REQUEST: Using the listing beneath this task, count the lines with the word "average" and write only the result.

>> start

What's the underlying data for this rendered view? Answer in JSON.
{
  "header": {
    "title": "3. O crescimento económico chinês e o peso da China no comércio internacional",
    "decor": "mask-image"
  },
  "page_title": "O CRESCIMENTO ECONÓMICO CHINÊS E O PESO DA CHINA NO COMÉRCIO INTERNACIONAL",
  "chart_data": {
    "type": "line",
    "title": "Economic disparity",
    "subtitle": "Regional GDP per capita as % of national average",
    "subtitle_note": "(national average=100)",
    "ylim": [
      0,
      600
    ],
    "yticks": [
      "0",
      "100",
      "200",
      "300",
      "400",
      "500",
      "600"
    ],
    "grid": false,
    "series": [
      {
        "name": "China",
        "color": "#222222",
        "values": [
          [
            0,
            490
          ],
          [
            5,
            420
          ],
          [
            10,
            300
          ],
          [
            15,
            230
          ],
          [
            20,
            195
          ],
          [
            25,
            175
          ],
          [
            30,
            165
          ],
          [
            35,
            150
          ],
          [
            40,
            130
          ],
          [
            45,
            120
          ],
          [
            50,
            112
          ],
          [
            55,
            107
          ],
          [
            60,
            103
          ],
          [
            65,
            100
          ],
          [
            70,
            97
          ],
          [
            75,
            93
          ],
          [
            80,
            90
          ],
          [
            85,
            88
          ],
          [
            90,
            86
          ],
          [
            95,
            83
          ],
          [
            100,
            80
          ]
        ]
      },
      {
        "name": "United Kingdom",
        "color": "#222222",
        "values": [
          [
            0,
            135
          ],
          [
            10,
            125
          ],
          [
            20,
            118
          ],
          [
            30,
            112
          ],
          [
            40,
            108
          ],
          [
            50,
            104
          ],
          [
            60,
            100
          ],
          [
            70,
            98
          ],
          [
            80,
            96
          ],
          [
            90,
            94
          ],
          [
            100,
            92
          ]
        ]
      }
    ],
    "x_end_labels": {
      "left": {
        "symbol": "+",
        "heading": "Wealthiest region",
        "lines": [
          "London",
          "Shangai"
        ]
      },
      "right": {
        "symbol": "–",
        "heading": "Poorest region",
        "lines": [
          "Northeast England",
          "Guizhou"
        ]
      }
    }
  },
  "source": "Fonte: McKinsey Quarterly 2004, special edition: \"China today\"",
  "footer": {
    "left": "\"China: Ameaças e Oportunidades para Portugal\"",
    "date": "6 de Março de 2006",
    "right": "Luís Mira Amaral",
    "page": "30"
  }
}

>> end
>> start

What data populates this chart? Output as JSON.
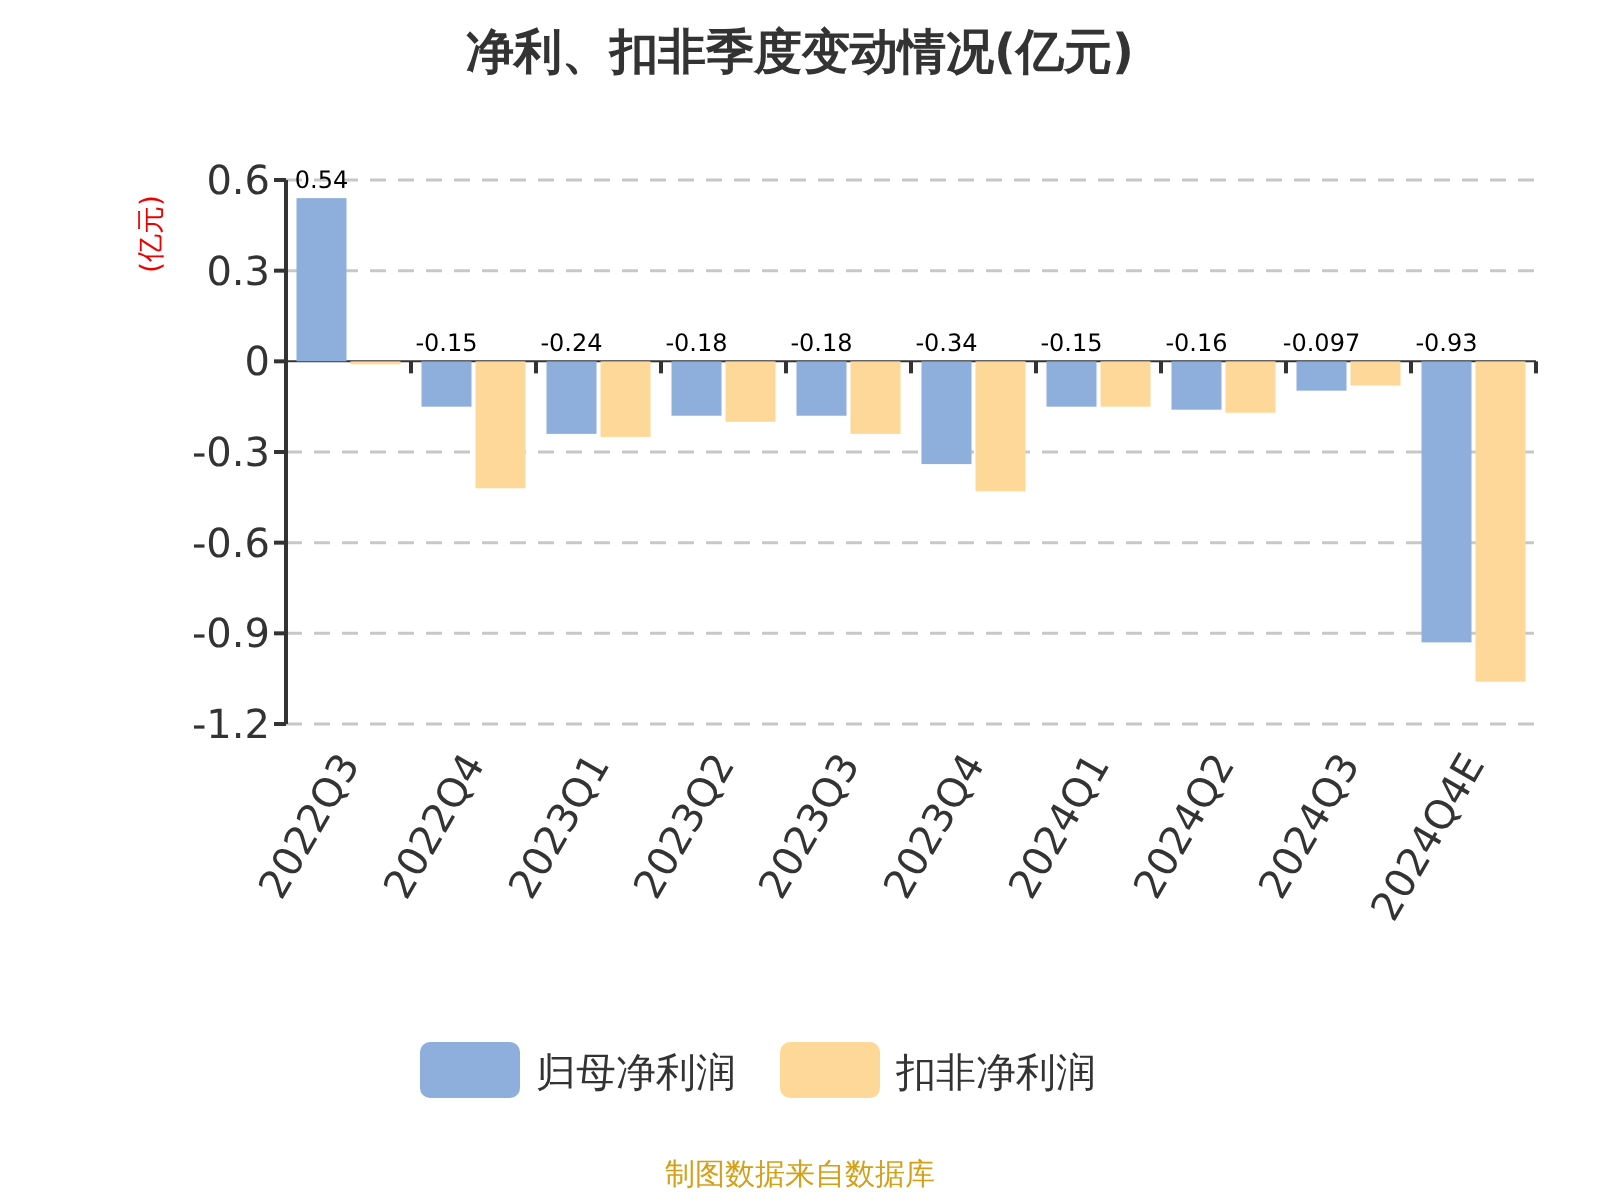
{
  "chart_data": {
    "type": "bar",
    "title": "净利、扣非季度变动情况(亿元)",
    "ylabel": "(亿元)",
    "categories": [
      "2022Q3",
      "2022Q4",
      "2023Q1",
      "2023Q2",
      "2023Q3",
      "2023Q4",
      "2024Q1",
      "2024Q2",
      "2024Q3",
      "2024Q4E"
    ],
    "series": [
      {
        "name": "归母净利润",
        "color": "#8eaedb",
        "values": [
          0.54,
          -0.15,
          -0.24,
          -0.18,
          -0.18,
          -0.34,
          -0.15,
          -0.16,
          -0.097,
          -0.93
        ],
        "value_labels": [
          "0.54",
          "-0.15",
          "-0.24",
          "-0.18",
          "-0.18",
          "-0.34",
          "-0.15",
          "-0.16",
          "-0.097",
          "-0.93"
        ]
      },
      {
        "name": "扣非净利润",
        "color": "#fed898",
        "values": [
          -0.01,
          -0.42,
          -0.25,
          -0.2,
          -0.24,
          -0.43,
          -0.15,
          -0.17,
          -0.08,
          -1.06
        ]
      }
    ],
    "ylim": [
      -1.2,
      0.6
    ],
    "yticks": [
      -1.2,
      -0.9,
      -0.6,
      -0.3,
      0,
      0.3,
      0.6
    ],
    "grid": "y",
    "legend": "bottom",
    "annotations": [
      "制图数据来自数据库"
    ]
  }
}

>> end
>> start

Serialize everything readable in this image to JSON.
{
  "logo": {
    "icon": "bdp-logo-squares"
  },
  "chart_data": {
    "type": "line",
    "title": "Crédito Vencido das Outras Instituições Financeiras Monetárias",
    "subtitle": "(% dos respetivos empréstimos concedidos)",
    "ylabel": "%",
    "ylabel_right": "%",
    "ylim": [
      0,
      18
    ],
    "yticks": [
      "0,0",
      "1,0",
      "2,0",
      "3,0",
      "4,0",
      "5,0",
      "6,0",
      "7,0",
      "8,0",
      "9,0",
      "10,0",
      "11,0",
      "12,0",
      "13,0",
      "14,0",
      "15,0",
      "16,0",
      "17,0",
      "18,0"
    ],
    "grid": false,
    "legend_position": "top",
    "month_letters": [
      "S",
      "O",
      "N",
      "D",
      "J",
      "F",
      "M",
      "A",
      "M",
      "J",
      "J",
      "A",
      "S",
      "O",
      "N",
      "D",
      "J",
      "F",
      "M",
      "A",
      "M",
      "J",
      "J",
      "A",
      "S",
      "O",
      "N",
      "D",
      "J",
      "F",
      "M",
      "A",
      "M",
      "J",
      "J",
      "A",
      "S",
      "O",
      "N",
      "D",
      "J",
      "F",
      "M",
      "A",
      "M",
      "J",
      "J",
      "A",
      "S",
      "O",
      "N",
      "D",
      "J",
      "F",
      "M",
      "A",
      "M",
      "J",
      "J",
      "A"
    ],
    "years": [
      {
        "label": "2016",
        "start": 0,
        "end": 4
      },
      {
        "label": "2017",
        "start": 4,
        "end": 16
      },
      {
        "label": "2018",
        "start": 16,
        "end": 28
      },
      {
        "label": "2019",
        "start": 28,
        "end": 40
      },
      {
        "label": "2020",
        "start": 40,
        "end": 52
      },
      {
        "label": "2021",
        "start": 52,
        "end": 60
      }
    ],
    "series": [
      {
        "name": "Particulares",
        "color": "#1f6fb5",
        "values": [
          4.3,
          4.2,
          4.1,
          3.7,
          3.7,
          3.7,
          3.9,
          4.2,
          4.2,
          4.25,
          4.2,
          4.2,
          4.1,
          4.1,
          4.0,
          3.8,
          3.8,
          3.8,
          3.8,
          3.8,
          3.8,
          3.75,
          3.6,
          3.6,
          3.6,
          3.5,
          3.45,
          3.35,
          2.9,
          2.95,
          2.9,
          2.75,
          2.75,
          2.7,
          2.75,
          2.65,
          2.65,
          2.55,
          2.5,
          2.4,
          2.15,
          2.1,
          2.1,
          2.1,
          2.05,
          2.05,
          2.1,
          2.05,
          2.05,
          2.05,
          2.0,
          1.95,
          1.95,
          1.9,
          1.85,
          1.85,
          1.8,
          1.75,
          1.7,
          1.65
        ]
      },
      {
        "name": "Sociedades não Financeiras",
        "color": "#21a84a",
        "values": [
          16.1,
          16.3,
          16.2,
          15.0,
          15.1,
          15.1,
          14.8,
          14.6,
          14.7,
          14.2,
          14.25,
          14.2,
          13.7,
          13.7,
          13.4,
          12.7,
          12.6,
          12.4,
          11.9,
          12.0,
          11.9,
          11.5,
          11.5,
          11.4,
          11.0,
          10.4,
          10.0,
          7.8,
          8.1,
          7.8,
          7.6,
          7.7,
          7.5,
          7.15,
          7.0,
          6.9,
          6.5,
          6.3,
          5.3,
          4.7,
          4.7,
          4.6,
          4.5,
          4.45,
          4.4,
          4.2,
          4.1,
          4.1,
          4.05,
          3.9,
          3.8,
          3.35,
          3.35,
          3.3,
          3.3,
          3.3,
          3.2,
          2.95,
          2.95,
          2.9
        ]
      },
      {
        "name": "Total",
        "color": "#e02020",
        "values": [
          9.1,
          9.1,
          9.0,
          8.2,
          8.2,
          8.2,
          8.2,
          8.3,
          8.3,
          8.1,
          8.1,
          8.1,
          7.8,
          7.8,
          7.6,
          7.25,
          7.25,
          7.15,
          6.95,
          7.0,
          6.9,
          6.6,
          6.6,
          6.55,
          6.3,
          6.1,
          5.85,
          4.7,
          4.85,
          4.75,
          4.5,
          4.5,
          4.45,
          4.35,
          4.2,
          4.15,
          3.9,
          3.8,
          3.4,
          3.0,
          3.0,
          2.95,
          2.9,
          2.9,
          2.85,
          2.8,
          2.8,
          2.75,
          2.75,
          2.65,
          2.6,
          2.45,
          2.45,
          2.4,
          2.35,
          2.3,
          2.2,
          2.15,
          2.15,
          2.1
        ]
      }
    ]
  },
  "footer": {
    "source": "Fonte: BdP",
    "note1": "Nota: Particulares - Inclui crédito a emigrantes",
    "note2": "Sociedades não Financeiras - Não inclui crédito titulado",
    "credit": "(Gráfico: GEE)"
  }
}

>> end

RESPONSE TO THE TASK: 2